*YOUR INSTRUCTIONS*: Locate each line containing the string "VIKASH" and copy it out.

*DATA RECORDS*:
%%
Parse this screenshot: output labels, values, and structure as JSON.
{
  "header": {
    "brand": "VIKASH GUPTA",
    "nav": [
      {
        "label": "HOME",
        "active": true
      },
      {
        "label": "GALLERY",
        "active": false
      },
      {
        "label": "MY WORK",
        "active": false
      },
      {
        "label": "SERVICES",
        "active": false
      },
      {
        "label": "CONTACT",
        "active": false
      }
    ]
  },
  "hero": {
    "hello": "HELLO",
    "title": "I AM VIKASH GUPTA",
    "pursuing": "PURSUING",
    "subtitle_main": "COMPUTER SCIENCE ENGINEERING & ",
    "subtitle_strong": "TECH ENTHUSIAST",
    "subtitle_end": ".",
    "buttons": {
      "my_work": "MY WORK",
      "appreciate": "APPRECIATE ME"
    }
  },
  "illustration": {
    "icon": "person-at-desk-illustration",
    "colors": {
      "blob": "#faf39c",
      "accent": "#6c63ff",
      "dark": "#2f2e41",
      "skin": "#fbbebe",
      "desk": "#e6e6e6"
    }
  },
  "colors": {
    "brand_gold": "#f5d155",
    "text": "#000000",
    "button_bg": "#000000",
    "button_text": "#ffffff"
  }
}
%%
*EXERCISE ANSWER*:
    "brand": "VIKASH GUPTA",
    "title": "I AM VIKASH GUPTA",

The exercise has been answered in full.